Copy every line of the records below word for word, leaving out the pictures.

[BEGIN Data supplied]

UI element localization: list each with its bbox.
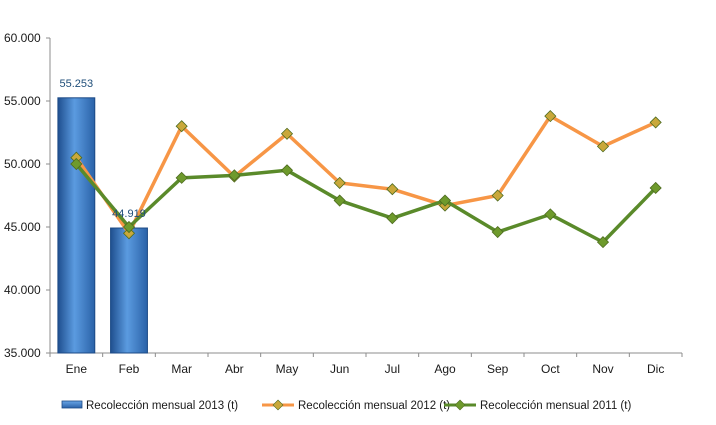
legend: Recolección mensual 2013 (t) Recolección … [61, 399, 631, 412]
line-marker [122, 227, 136, 240]
x-tick-label: Ago [434, 362, 456, 376]
y-tick-label: 50.000 [4, 157, 41, 171]
x-tick-label: Ene [66, 362, 88, 376]
y-tick-label: 60.000 [4, 31, 41, 45]
line-marker [333, 176, 346, 189]
legend-swatch-marker [454, 399, 466, 411]
legend-label: Recolección mensual 2013 (t) [86, 400, 238, 412]
bars-layer [57, 97, 148, 354]
x-tick-label: Nov [592, 362, 613, 376]
x-tick-label: Jul [385, 362, 400, 376]
y-tick-label: 35.000 [4, 346, 41, 360]
line-marker [386, 183, 399, 196]
line-marker [228, 169, 241, 182]
lines-layer [70, 110, 662, 249]
bar [110, 227, 148, 354]
line-marker [175, 171, 188, 184]
x-tick-label: Feb [119, 362, 140, 376]
legend-label: Recolección mensual 2012 (t) [298, 400, 450, 412]
line-marker [491, 225, 504, 239]
series-line [74, 162, 658, 244]
bar-data-label: 44.919 [112, 208, 146, 220]
data-labels-layer: 55.253 44.919 [60, 78, 146, 220]
legend-label: Recolección mensual 2011 (t) [480, 400, 631, 412]
line-marker [491, 189, 504, 202]
bar-data-label: 55.253 [60, 78, 94, 90]
bar [57, 97, 96, 354]
line-marker [649, 116, 662, 129]
line-marker [333, 194, 346, 207]
line-marker [70, 157, 83, 171]
x-tick-label: Abr [225, 362, 244, 376]
y-tick-label: 55.000 [4, 94, 41, 108]
line-marker [386, 212, 399, 225]
legend-swatch-bar [61, 400, 83, 409]
x-tick-label: Oct [541, 362, 560, 376]
series-line [74, 114, 658, 236]
line-marker [544, 110, 557, 123]
line-marker [596, 140, 610, 153]
y-tick-label: 45.000 [4, 220, 41, 234]
line-marker [438, 194, 452, 207]
x-tick-label: Sep [487, 362, 509, 376]
line-marker [649, 181, 662, 195]
legend-swatch-marker [272, 399, 284, 411]
axes: 35.000 40.000 45.000 50.000 55.000 60.000 Ene F… [4, 31, 683, 376]
x-tick-label: Mar [171, 362, 192, 376]
line-marker [122, 220, 136, 234]
x-tick-label: Jun [330, 362, 349, 376]
line-marker [280, 164, 294, 177]
y-tick-label: 40.000 [4, 283, 41, 297]
line-marker [544, 208, 557, 221]
line-marker [596, 236, 610, 249]
x-tick-label: Dic [647, 362, 664, 376]
line-marker [175, 120, 188, 133]
x-tick-label: May [276, 362, 299, 376]
line-marker [280, 127, 294, 140]
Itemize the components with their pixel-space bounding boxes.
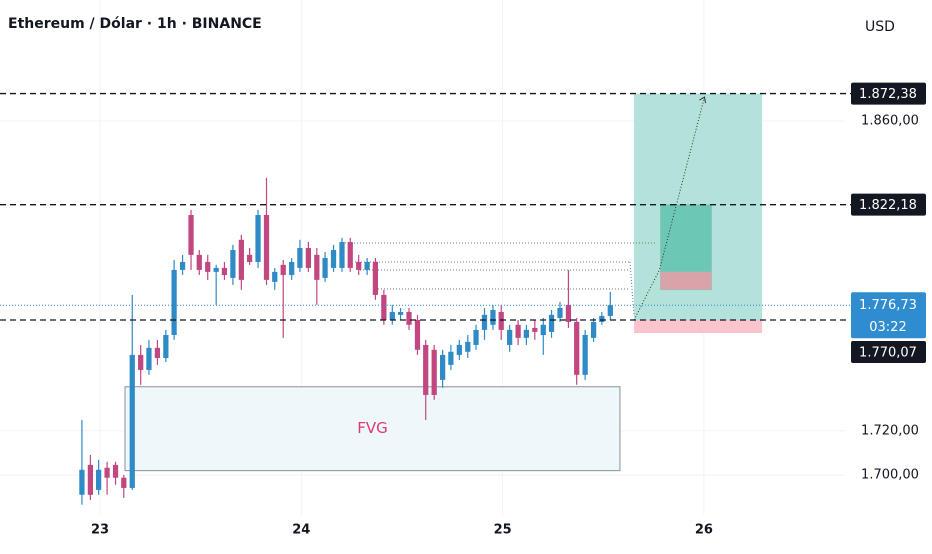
candle-body <box>322 257 328 278</box>
x-tick-label: 26 <box>695 523 713 538</box>
candle-body <box>138 354 144 370</box>
candle-body <box>532 327 538 332</box>
candle-body <box>163 334 169 358</box>
candle-body <box>548 314 555 332</box>
fvg-label: FVG <box>357 419 388 437</box>
candle-body <box>255 215 261 262</box>
candle-body <box>397 311 404 315</box>
candle-body <box>188 215 194 255</box>
current-price-box <box>851 292 926 339</box>
candle-body <box>196 254 202 270</box>
level-label-box <box>851 82 926 105</box>
candle-body <box>465 341 471 352</box>
background-drawings: FVG <box>124 93 763 472</box>
candle-body <box>230 249 236 278</box>
candle-body <box>280 264 286 276</box>
candle-body <box>507 329 513 345</box>
candle-body <box>347 242 353 268</box>
x-tick-label: 24 <box>292 523 310 538</box>
candle-body <box>607 305 613 316</box>
candles <box>79 177 613 505</box>
projection-arrow <box>699 96 706 104</box>
candle-body <box>440 354 446 380</box>
candle-body <box>179 261 186 270</box>
dotted-guides <box>345 242 655 317</box>
candle-body <box>129 354 135 488</box>
candle-body <box>414 319 421 350</box>
y-tick-label: 1.700,00 <box>861 468 919 483</box>
candle-body <box>389 311 395 320</box>
candle-body <box>121 477 127 488</box>
candle-body <box>599 315 605 322</box>
candle-body <box>330 249 337 268</box>
x-tick-label: 25 <box>494 523 512 538</box>
candle-body <box>305 248 311 268</box>
position-zone <box>660 204 712 273</box>
candle-body <box>523 329 529 338</box>
candle-body <box>87 464 93 495</box>
candle-body <box>364 261 370 270</box>
chart-title: Ethereum / Dólar · 1h · BINANCE <box>8 16 262 32</box>
candle-body <box>96 469 102 490</box>
candle-body <box>515 324 521 338</box>
candle-body <box>339 242 345 268</box>
candle-body <box>213 267 219 272</box>
price-axis: 1.700,00 1.720,00 1.860,00 23 24 25 26 1.872,38… <box>91 82 932 538</box>
candle-body <box>381 294 387 320</box>
level-label: 1.822,18 <box>859 198 917 213</box>
candle-body <box>146 347 152 370</box>
candle-body <box>473 329 479 345</box>
candle-body <box>205 261 211 272</box>
candle-body <box>263 215 270 280</box>
candle-body <box>582 334 588 375</box>
candle-body <box>356 261 362 270</box>
candle-body <box>104 467 110 478</box>
candle-body <box>456 344 462 355</box>
position-zone <box>660 271 712 291</box>
current-price-label: 1.776,73 <box>859 298 917 313</box>
guide-line <box>629 261 635 317</box>
candle-body <box>238 239 244 280</box>
entry-label: 1.770,07 <box>859 345 917 360</box>
projection-line <box>633 96 705 321</box>
candle-body <box>423 344 429 395</box>
foreground-drawings <box>0 92 851 321</box>
candle-body <box>557 307 563 318</box>
entry-label-box <box>851 340 926 363</box>
candle-body <box>481 314 488 330</box>
x-tick-label: 23 <box>91 523 109 538</box>
y-tick-label: 1.720,00 <box>861 423 919 438</box>
candle-body <box>590 321 597 338</box>
level-label: 1.872,38 <box>859 87 917 102</box>
fvg-zone <box>124 386 621 472</box>
candle-body <box>289 261 295 276</box>
candle-body <box>79 469 85 495</box>
candle-body <box>498 311 504 330</box>
candle-body <box>246 254 253 262</box>
candle-body <box>112 464 119 478</box>
candle-body <box>574 321 580 375</box>
candle-body <box>490 309 496 325</box>
candle-body <box>565 304 572 322</box>
candle-body <box>431 349 437 395</box>
candle-body <box>540 324 546 335</box>
candle-body <box>314 254 320 280</box>
countdown-label: 03:22 <box>869 320 906 335</box>
stop-zone <box>634 319 763 333</box>
candle-body <box>221 267 228 276</box>
candle-body <box>297 248 303 268</box>
currency-label: USD <box>865 19 895 35</box>
candle-body <box>448 351 454 365</box>
candle-body <box>372 261 379 295</box>
candle-body <box>406 311 412 325</box>
candle-body <box>171 269 177 335</box>
level-label-box <box>851 193 926 216</box>
y-tick-label: 1.860,00 <box>861 113 919 128</box>
candle-body <box>272 271 278 282</box>
candle-body <box>154 347 161 358</box>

[END Data supplied]

**Result below**
UI element localization: list each with its bbox.
legend: Recolección mensual 2013 (t) Recolección … [61, 399, 631, 412]
line-marker [122, 227, 136, 240]
x-tick-label: Ago [434, 362, 456, 376]
y-tick-label: 50.000 [4, 157, 41, 171]
x-tick-label: Ene [66, 362, 88, 376]
y-tick-label: 60.000 [4, 31, 41, 45]
line-marker [333, 176, 346, 189]
legend-swatch-marker [454, 399, 466, 411]
legend-label: Recolección mensual 2013 (t) [86, 400, 238, 412]
bars-layer [57, 97, 148, 354]
x-tick-label: Nov [592, 362, 613, 376]
x-tick-label: Jul [385, 362, 400, 376]
y-tick-label: 35.000 [4, 346, 41, 360]
line-marker [386, 183, 399, 196]
line-marker [228, 169, 241, 182]
lines-layer [70, 110, 662, 249]
bar [110, 227, 148, 354]
line-marker [175, 171, 188, 184]
x-tick-label: Feb [119, 362, 140, 376]
legend-label: Recolección mensual 2012 (t) [298, 400, 450, 412]
line-marker [491, 225, 504, 239]
series-line [74, 162, 658, 244]
bar-data-label: 44.919 [112, 208, 146, 220]
data-labels-layer: 55.253 44.919 [60, 78, 146, 220]
legend-label: Recolección mensual 2011 (t) [480, 400, 631, 412]
line-marker [491, 189, 504, 202]
bar-data-label: 55.253 [60, 78, 94, 90]
bar [57, 97, 96, 354]
line-marker [649, 116, 662, 129]
line-marker [333, 194, 346, 207]
line-marker [70, 157, 83, 171]
x-tick-label: Abr [225, 362, 244, 376]
y-tick-label: 55.000 [4, 94, 41, 108]
line-marker [386, 212, 399, 225]
legend-swatch-bar [61, 400, 83, 409]
x-tick-label: Oct [541, 362, 560, 376]
series-line [74, 114, 658, 236]
line-marker [544, 110, 557, 123]
line-marker [596, 140, 610, 153]
y-tick-label: 45.000 [4, 220, 41, 234]
line-marker [438, 194, 452, 207]
x-tick-label: Sep [487, 362, 509, 376]
line-marker [649, 181, 662, 195]
legend-swatch-marker [272, 399, 284, 411]
axes: 35.000 40.000 45.000 50.000 55.000 60.000 Ene F… [4, 31, 683, 376]
x-tick-label: Mar [171, 362, 192, 376]
line-marker [122, 220, 136, 234]
x-tick-label: Jun [330, 362, 349, 376]
line-marker [280, 164, 294, 177]
y-tick-label: 40.000 [4, 283, 41, 297]
line-marker [544, 208, 557, 221]
line-marker [596, 236, 610, 249]
x-tick-label: Dic [647, 362, 664, 376]
line-marker [175, 120, 188, 133]
x-tick-label: May [276, 362, 299, 376]
line-marker [280, 127, 294, 140]
Itemize the components with their pixel-space bounding boxes.
candle-body <box>322 257 328 278</box>
x-tick-label: 26 <box>695 523 713 538</box>
candle-body <box>138 354 144 370</box>
candle-body <box>532 327 538 332</box>
candle-body <box>163 334 169 358</box>
candle-body <box>548 314 555 332</box>
fvg-label: FVG <box>357 419 388 437</box>
candle-body <box>255 215 261 262</box>
candle-body <box>397 311 404 315</box>
candle-body <box>188 215 194 255</box>
current-price-box <box>851 292 926 339</box>
candle-body <box>196 254 202 270</box>
level-label-box <box>851 82 926 105</box>
candle-body <box>465 341 471 352</box>
background-drawings: FVG <box>124 93 763 472</box>
candle-body <box>230 249 236 278</box>
candle-body <box>280 264 286 276</box>
candle-body <box>507 329 513 345</box>
candle-body <box>347 242 353 268</box>
x-tick-label: 24 <box>292 523 310 538</box>
candle-body <box>607 305 613 316</box>
candles <box>79 177 613 505</box>
projection-arrow <box>699 96 706 104</box>
candle-body <box>440 354 446 380</box>
candle-body <box>179 261 186 270</box>
dotted-guides <box>345 242 655 317</box>
candle-body <box>129 354 135 488</box>
candle-body <box>414 319 421 350</box>
y-tick-label: 1.700,00 <box>861 468 919 483</box>
candle-body <box>389 311 395 320</box>
candle-body <box>121 477 127 488</box>
candle-body <box>599 315 605 322</box>
candle-body <box>330 249 337 268</box>
x-tick-label: 25 <box>494 523 512 538</box>
candle-body <box>305 248 311 268</box>
position-zone <box>660 204 712 273</box>
candle-body <box>523 329 529 338</box>
candle-body <box>87 464 93 495</box>
candle-body <box>364 261 370 270</box>
chart-title: Ethereum / Dólar · 1h · BINANCE <box>8 16 262 32</box>
candle-body <box>96 469 102 490</box>
candle-body <box>515 324 521 338</box>
candle-body <box>339 242 345 268</box>
candle-body <box>213 267 219 272</box>
price-axis: 1.700,00 1.720,00 1.860,00 23 24 25 26 1.872,38… <box>91 82 932 538</box>
candle-body <box>381 294 387 320</box>
level-label: 1.822,18 <box>859 198 917 213</box>
candle-body <box>146 347 152 370</box>
candle-body <box>473 329 479 345</box>
candle-body <box>205 261 211 272</box>
candle-body <box>263 215 270 280</box>
candle-body <box>582 334 588 375</box>
candle-body <box>356 261 362 270</box>
candle-body <box>104 467 110 478</box>
candle-body <box>456 344 462 355</box>
position-zone <box>660 271 712 291</box>
current-price-label: 1.776,73 <box>859 298 917 313</box>
guide-line <box>629 261 635 317</box>
candle-body <box>238 239 244 280</box>
entry-label: 1.770,07 <box>859 345 917 360</box>
projection-line <box>633 96 705 321</box>
candle-body <box>423 344 429 395</box>
foreground-drawings <box>0 92 851 321</box>
candle-body <box>557 307 563 318</box>
entry-label-box <box>851 340 926 363</box>
candle-body <box>481 314 488 330</box>
x-tick-label: 23 <box>91 523 109 538</box>
y-tick-label: 1.720,00 <box>861 423 919 438</box>
candle-body <box>590 321 597 338</box>
level-label: 1.872,38 <box>859 87 917 102</box>
fvg-zone <box>124 386 621 472</box>
candle-body <box>289 261 295 276</box>
candle-body <box>79 469 85 495</box>
candle-body <box>498 311 504 330</box>
candle-body <box>246 254 253 262</box>
candle-body <box>112 464 119 478</box>
candle-body <box>574 321 580 375</box>
candle-body <box>490 309 496 325</box>
candle-body <box>565 304 572 322</box>
candle-body <box>431 349 437 395</box>
candle-body <box>540 324 546 335</box>
candle-body <box>314 254 320 280</box>
countdown-label: 03:22 <box>869 320 906 335</box>
stop-zone <box>634 319 763 333</box>
candle-body <box>221 267 228 276</box>
candle-body <box>297 248 303 268</box>
currency-label: USD <box>865 19 895 35</box>
candle-body <box>448 351 454 365</box>
candle-body <box>372 261 379 295</box>
candle-body <box>406 311 412 325</box>
candle-body <box>171 269 177 335</box>
level-label-box <box>851 193 926 216</box>
y-tick-label: 1.860,00 <box>861 113 919 128</box>
candle-body <box>272 271 278 282</box>
candle-body <box>154 347 161 358</box>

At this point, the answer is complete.